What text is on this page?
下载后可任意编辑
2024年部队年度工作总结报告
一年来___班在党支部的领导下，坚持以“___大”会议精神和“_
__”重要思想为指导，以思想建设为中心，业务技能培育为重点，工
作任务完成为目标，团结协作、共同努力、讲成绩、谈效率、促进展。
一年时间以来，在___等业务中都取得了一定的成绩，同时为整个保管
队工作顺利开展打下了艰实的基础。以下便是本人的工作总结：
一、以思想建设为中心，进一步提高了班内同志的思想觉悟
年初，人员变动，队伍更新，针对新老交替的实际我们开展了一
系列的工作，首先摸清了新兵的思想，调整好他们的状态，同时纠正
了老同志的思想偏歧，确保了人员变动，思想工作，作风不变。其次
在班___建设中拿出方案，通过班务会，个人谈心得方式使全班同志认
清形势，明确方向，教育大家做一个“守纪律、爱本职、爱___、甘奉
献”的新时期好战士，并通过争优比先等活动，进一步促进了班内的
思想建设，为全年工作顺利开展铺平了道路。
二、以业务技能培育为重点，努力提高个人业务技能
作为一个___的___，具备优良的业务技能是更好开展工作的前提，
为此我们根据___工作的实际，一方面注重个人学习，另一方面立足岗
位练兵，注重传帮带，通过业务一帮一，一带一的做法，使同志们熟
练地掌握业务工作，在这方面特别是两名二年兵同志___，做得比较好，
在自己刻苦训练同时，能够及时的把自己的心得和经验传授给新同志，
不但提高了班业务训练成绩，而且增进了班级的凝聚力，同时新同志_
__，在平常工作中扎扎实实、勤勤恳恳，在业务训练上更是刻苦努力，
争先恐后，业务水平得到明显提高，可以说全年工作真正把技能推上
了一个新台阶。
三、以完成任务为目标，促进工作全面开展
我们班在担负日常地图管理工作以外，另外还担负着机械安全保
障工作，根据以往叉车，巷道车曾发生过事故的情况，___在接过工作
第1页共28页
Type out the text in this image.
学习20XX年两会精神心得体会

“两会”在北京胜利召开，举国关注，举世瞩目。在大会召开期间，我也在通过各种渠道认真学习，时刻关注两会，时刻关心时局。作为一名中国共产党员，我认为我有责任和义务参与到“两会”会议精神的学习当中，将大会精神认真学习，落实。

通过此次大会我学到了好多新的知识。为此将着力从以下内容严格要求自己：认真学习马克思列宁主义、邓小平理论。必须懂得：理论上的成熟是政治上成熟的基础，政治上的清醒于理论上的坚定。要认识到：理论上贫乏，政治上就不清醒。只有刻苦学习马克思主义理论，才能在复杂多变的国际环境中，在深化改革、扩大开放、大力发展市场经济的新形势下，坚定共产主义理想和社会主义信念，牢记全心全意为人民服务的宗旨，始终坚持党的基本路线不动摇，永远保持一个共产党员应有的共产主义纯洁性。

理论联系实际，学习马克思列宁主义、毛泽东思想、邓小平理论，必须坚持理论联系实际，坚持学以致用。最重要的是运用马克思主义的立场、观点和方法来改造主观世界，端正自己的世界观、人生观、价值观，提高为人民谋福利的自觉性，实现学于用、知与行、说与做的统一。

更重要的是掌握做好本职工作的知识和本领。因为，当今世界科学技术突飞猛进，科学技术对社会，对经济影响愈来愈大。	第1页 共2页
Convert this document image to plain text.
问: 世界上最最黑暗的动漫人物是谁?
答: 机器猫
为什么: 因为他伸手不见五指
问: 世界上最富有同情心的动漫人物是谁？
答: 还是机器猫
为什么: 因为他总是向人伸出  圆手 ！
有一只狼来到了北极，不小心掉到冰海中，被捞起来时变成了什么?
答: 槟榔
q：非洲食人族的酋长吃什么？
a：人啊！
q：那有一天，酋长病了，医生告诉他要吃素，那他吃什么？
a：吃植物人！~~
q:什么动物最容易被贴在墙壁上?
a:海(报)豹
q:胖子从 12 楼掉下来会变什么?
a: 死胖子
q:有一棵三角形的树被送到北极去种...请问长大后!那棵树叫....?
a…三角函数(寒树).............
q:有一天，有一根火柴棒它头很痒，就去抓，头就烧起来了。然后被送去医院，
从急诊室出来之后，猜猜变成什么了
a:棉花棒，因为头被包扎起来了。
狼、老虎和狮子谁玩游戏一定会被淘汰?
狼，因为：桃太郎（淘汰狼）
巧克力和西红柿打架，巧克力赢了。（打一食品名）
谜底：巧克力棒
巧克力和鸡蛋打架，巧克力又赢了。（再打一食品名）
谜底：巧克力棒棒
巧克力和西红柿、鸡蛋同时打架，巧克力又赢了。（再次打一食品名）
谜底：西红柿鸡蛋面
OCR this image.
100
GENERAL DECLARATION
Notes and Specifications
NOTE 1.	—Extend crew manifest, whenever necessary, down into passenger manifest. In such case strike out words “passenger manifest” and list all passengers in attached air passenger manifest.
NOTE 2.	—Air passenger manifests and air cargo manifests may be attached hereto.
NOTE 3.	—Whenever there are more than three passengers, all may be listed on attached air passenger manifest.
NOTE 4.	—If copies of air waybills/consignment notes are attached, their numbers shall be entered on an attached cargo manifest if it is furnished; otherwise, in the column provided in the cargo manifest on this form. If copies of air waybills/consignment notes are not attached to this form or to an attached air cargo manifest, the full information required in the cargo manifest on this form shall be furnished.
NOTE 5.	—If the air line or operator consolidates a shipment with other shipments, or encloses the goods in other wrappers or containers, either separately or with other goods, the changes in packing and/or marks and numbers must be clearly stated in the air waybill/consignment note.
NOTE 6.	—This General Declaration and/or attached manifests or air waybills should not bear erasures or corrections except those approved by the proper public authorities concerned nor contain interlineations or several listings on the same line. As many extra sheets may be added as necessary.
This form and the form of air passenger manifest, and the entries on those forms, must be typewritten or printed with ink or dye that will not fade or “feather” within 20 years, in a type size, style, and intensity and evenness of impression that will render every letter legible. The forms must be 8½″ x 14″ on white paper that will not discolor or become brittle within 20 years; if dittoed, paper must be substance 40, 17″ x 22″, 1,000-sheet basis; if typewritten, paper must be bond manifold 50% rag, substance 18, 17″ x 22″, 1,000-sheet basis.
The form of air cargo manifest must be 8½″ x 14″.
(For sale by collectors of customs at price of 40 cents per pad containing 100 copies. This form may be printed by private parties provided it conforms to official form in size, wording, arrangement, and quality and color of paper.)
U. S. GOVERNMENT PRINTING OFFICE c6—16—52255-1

◆ ◆ ◆ ◆ ◆

INSTRUCTION:
Here, the records must be output exactly and in full.

TASK RESPONSE:
What text is on this page?
下载后可任意编辑
2024年部队年度工作总结报告
一年来___班在党支部的领导下，坚持以“___大”会议精神和“_
__”重要思想为指导，以思想建设为中心，业务技能培育为重点，工
作任务完成为目标，团结协作、共同努力、讲成绩、谈效率、促进展。
一年时间以来，在___等业务中都取得了一定的成绩，同时为整个保管
队工作顺利开展打下了艰实的基础。以下便是本人的工作总结：
一、以思想建设为中心，进一步提高了班内同志的思想觉悟
年初，人员变动，队伍更新，针对新老交替的实际我们开展了一
系列的工作，首先摸清了新兵的思想，调整好他们的状态，同时纠正
了老同志的思想偏歧，确保了人员变动，思想工作，作风不变。其次
在班___建设中拿出方案，通过班务会，个人谈心得方式使全班同志认
清形势，明确方向，教育大家做一个“守纪律、爱本职、爱___、甘奉
献”的新时期好战士，并通过争优比先等活动，进一步促进了班内的
思想建设，为全年工作顺利开展铺平了道路。
二、以业务技能培育为重点，努力提高个人业务技能
作为一个___的___，具备优良的业务技能是更好开展工作的前提，
为此我们根据___工作的实际，一方面注重个人学习，另一方面立足岗
位练兵，注重传帮带，通过业务一帮一，一带一的做法，使同志们熟
练地掌握业务工作，在这方面特别是两名二年兵同志___，做得比较好，
在自己刻苦训练同时，能够及时的把自己的心得和经验传授给新同志，
不但提高了班业务训练成绩，而且增进了班级的凝聚力，同时新同志_
__，在平常工作中扎扎实实、勤勤恳恳，在业务训练上更是刻苦努力，
争先恐后，业务水平得到明显提高，可以说全年工作真正把技能推上
了一个新台阶。
三、以完成任务为目标，促进工作全面开展
我们班在担负日常地图管理工作以外，另外还担负着机械安全保
障工作，根据以往叉车，巷道车曾发生过事故的情况，___在接过工作
第1页共28页
Type out the text in this image.
学习20XX年两会精神心得体会

“两会”在北京胜利召开，举国关注，举世瞩目。在大会召开期间，我也在通过各种渠道认真学习，时刻关注两会，时刻关心时局。作为一名中国共产党员，我认为我有责任和义务参与到“两会”会议精神的学习当中，将大会精神认真学习，落实。

通过此次大会我学到了好多新的知识。为此将着力从以下内容严格要求自己：认真学习马克思列宁主义、邓小平理论。必须懂得：理论上的成熟是政治上成熟的基础，政治上的清醒于理论上的坚定。要认识到：理论上贫乏，政治上就不清醒。只有刻苦学习马克思主义理论，才能在复杂多变的国际环境中，在深化改革、扩大开放、大力发展市场经济的新形势下，坚定共产主义理想和社会主义信念，牢记全心全意为人民服务的宗旨，始终坚持党的基本路线不动摇，永远保持一个共产党员应有的共产主义纯洁性。

理论联系实际，学习马克思列宁主义、毛泽东思想、邓小平理论，必须坚持理论联系实际，坚持学以致用。最重要的是运用马克思主义的立场、观点和方法来改造主观世界，端正自己的世界观、人生观、价值观，提高为人民谋福利的自觉性，实现学于用、知与行、说与做的统一。

更重要的是掌握做好本职工作的知识和本领。因为，当今世界科学技术突飞猛进，科学技术对社会，对经济影响愈来愈大。	第1页 共2页
Convert this document image to plain text.
问: 世界上最最黑暗的动漫人物是谁?
答: 机器猫
为什么: 因为他伸手不见五指
问: 世界上最富有同情心的动漫人物是谁？
答: 还是机器猫
为什么: 因为他总是向人伸出  圆手 ！
有一只狼来到了北极，不小心掉到冰海中，被捞起来时变成了什么?
答: 槟榔
q：非洲食人族的酋长吃什么？
a：人啊！
q：那有一天，酋长病了，医生告诉他要吃素，那他吃什么？
a：吃植物人！~~
q:什么动物最容易被贴在墙壁上?
a:海(报)豹
q:胖子从 12 楼掉下来会变什么?
a: 死胖子
q:有一棵三角形的树被送到北极去种...请问长大后!那棵树叫....?
a…三角函数(寒树).............
q:有一天，有一根火柴棒它头很痒，就去抓，头就烧起来了。然后被送去医院，
从急诊室出来之后，猜猜变成什么了
a:棉花棒，因为头被包扎起来了。
狼、老虎和狮子谁玩游戏一定会被淘汰?
狼，因为：桃太郎（淘汰狼）
巧克力和西红柿打架，巧克力赢了。（打一食品名）
谜底：巧克力棒
巧克力和鸡蛋打架，巧克力又赢了。（再打一食品名）
谜底：巧克力棒棒
巧克力和西红柿、鸡蛋同时打架，巧克力又赢了。（再次打一食品名）
谜底：西红柿鸡蛋面
OCR this image.
100
GENERAL DECLARATION
Notes and Specifications
NOTE 1.	—Extend crew manifest, whenever necessary, down into passenger manifest. In such case strike out words “passenger manifest” and list all passengers in attached air passenger manifest.
NOTE 2.	—Air passenger manifests and air cargo manifests may be attached hereto.
NOTE 3.	—Whenever there are more than three passengers, all may be listed on attached air passenger manifest.
NOTE 4.	—If copies of air waybills/consignment notes are attached, their numbers shall be entered on an attached cargo manifest if it is furnished; otherwise, in the column provided in the cargo manifest on this form. If copies of air waybills/consignment notes are not attached to this form or to an attached air cargo manifest, the full information required in the cargo manifest on this form shall be furnished.
NOTE 5.	—If the air line or operator consolidates a shipment with other shipments, or encloses the goods in other wrappers or containers, either separately or with other goods, the changes in packing and/or marks and numbers must be clearly stated in the air waybill/consignment note.
NOTE 6.	—This General Declaration and/or attached manifests or air waybills should not bear erasures or corrections except those approved by the proper public authorities concerned nor contain interlineations or several listings on the same line. As many extra sheets may be added as necessary.
This form and the form of air passenger manifest, and the entries on those forms, must be typewritten or printed with ink or dye that will not fade or “feather” within 20 years, in a type size, style, and intensity and evenness of impression that will render every letter legible. The forms must be 8½″ x 14″ on white paper that will not discolor or become brittle within 20 years; if dittoed, paper must be substance 40, 17″ x 22″, 1,000-sheet basis; if typewritten, paper must be bond manifold 50% rag, substance 18, 17″ x 22″, 1,000-sheet basis.
The form of air cargo manifest must be 8½″ x 14″.
(For sale by collectors of customs at price of 40 cents per pad containing 100 copies. This form may be printed by private parties provided it conforms to official form in size, wording, arrangement, and quality and color of paper.)
U. S. GOVERNMENT PRINTING OFFICE c6—16—52255-1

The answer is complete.